**Exercise details:** Omit every picture while repeating the entries exactly.

——

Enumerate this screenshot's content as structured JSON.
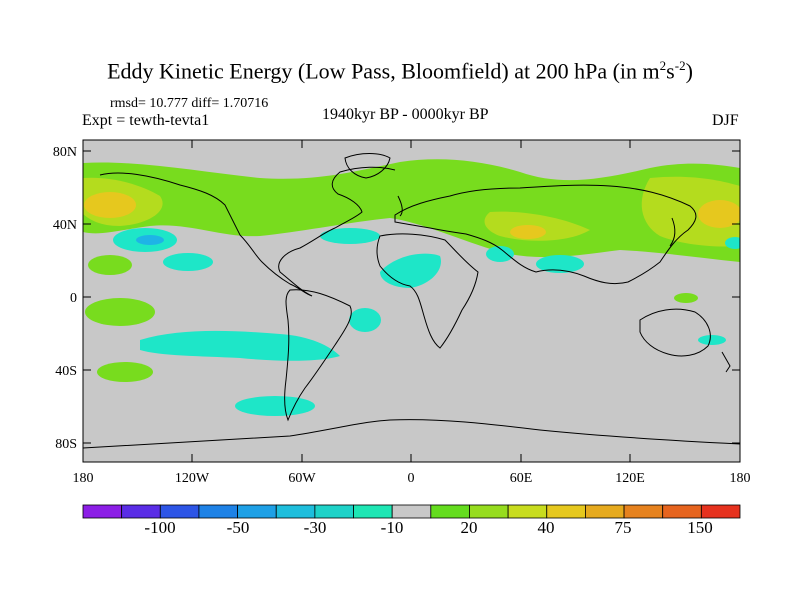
{
  "title": {
    "main": "Eddy Kinetic Energy (Low Pass, Bloomfield) at 200 hPa (in m",
    "sup1": "2",
    "mid": "s",
    "sup2": "-2",
    "close": ")"
  },
  "stats": "rmsd= 10.777 diff= 1.70716",
  "experiment": "Expt = tewth-tevta1",
  "period": "1940kyr BP - 0000kyr BP",
  "season": "DJF",
  "axes": {
    "y_labels": [
      "80N",
      "40N",
      "0",
      "40S",
      "80S"
    ],
    "x_labels": [
      "180",
      "120W",
      "60W",
      "0",
      "60E",
      "120E",
      "180"
    ]
  },
  "colorbar": {
    "labels": [
      "-100",
      "-50",
      "-30",
      "-10",
      "20",
      "40",
      "75",
      "150"
    ],
    "colors": [
      "#8c1ee6",
      "#5a2de6",
      "#2d55e6",
      "#1e82e6",
      "#1ea0e6",
      "#1ebedc",
      "#1ed2c8",
      "#1ee6b4",
      "#c8c8c8",
      "#64dc1e",
      "#96dc1e",
      "#c8dc1e",
      "#e6c81e",
      "#e6aa1e",
      "#e6821e",
      "#e6641e",
      "#e6321e"
    ]
  },
  "map_colors": {
    "background": "#c8c8c8",
    "green": "#78dc1e",
    "yellow_green": "#b4dc1e",
    "yellow": "#e6c81e",
    "cyan": "#1ee6c8",
    "blue": "#1eb4e6"
  }
}
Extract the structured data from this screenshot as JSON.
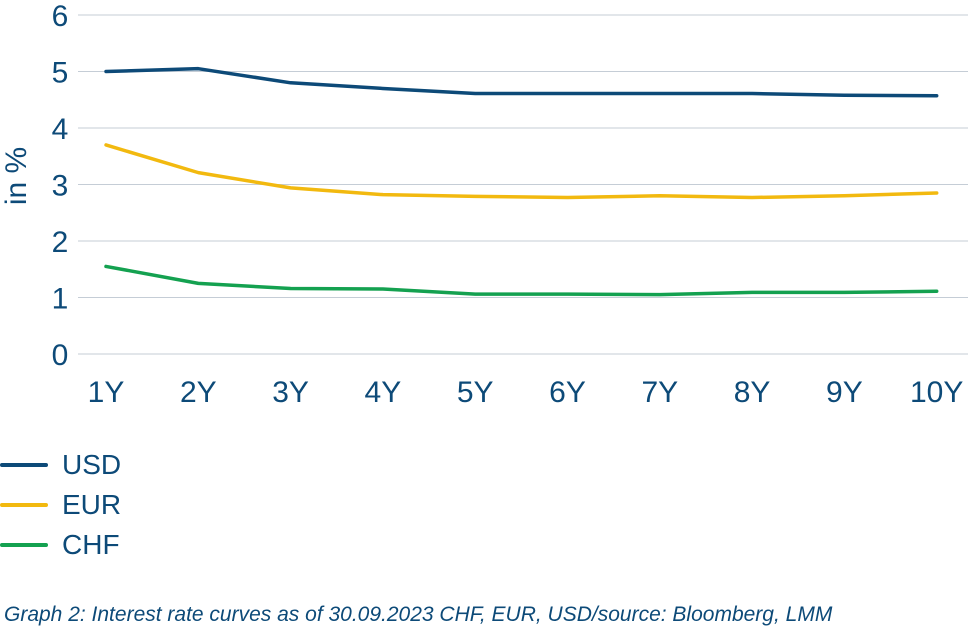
{
  "chart_data": {
    "type": "line",
    "ylabel": "in %",
    "xlabel": "",
    "categories": [
      "1Y",
      "2Y",
      "3Y",
      "4Y",
      "5Y",
      "6Y",
      "7Y",
      "8Y",
      "9Y",
      "10Y"
    ],
    "ylim": [
      0,
      6
    ],
    "yticks": [
      "0",
      "1",
      "2",
      "3",
      "4",
      "5",
      "6"
    ],
    "grid": true,
    "legend_position": "bottom-left",
    "series": [
      {
        "name": "USD",
        "color": "#0d4a78",
        "values": [
          5.0,
          5.05,
          4.8,
          4.7,
          4.61,
          4.61,
          4.61,
          4.61,
          4.58,
          4.57
        ]
      },
      {
        "name": "EUR",
        "color": "#f2b90f",
        "values": [
          3.7,
          3.21,
          2.94,
          2.82,
          2.79,
          2.77,
          2.8,
          2.77,
          2.8,
          2.85
        ]
      },
      {
        "name": "CHF",
        "color": "#14a150",
        "values": [
          1.55,
          1.25,
          1.16,
          1.15,
          1.06,
          1.06,
          1.05,
          1.09,
          1.09,
          1.11
        ]
      }
    ]
  },
  "caption": "Graph 2: Interest rate curves as of 30.09.2023 CHF, EUR, USD/source: Bloomberg, LMM"
}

——

**Output for this exercise:**
Enumerate this screenshot's content as structured JSON.
{
  "title": {
    "main": "Eddy Kinetic Energy (Low Pass, Bloomfield) at 200 hPa (in m",
    "sup1": "2",
    "mid": "s",
    "sup2": "-2",
    "close": ")"
  },
  "stats": "rmsd= 10.777 diff= 1.70716",
  "experiment": "Expt = tewth-tevta1",
  "period": "1940kyr BP - 0000kyr BP",
  "season": "DJF",
  "axes": {
    "y_labels": [
      "80N",
      "40N",
      "0",
      "40S",
      "80S"
    ],
    "x_labels": [
      "180",
      "120W",
      "60W",
      "0",
      "60E",
      "120E",
      "180"
    ]
  },
  "colorbar": {
    "labels": [
      "-100",
      "-50",
      "-30",
      "-10",
      "20",
      "40",
      "75",
      "150"
    ],
    "colors": [
      "#8c1ee6",
      "#5a2de6",
      "#2d55e6",
      "#1e82e6",
      "#1ea0e6",
      "#1ebedc",
      "#1ed2c8",
      "#1ee6b4",
      "#c8c8c8",
      "#64dc1e",
      "#96dc1e",
      "#c8dc1e",
      "#e6c81e",
      "#e6aa1e",
      "#e6821e",
      "#e6641e",
      "#e6321e"
    ]
  },
  "map_colors": {
    "background": "#c8c8c8",
    "green": "#78dc1e",
    "yellow_green": "#b4dc1e",
    "yellow": "#e6c81e",
    "cyan": "#1ee6c8",
    "blue": "#1eb4e6"
  }
}
Extract the structured data from this screenshot as JSON.
{
  "chart_data": {
    "type": "line",
    "ylabel": "in %",
    "xlabel": "",
    "categories": [
      "1Y",
      "2Y",
      "3Y",
      "4Y",
      "5Y",
      "6Y",
      "7Y",
      "8Y",
      "9Y",
      "10Y"
    ],
    "ylim": [
      0,
      6
    ],
    "yticks": [
      "0",
      "1",
      "2",
      "3",
      "4",
      "5",
      "6"
    ],
    "grid": true,
    "legend_position": "bottom-left",
    "series": [
      {
        "name": "USD",
        "color": "#0d4a78",
        "values": [
          5.0,
          5.05,
          4.8,
          4.7,
          4.61,
          4.61,
          4.61,
          4.61,
          4.58,
          4.57
        ]
      },
      {
        "name": "EUR",
        "color": "#f2b90f",
        "values": [
          3.7,
          3.21,
          2.94,
          2.82,
          2.79,
          2.77,
          2.8,
          2.77,
          2.8,
          2.85
        ]
      },
      {
        "name": "CHF",
        "color": "#14a150",
        "values": [
          1.55,
          1.25,
          1.16,
          1.15,
          1.06,
          1.06,
          1.05,
          1.09,
          1.09,
          1.11
        ]
      }
    ]
  },
  "caption": "Graph 2: Interest rate curves as of 30.09.2023 CHF, EUR, USD/source: Bloomberg, LMM"
}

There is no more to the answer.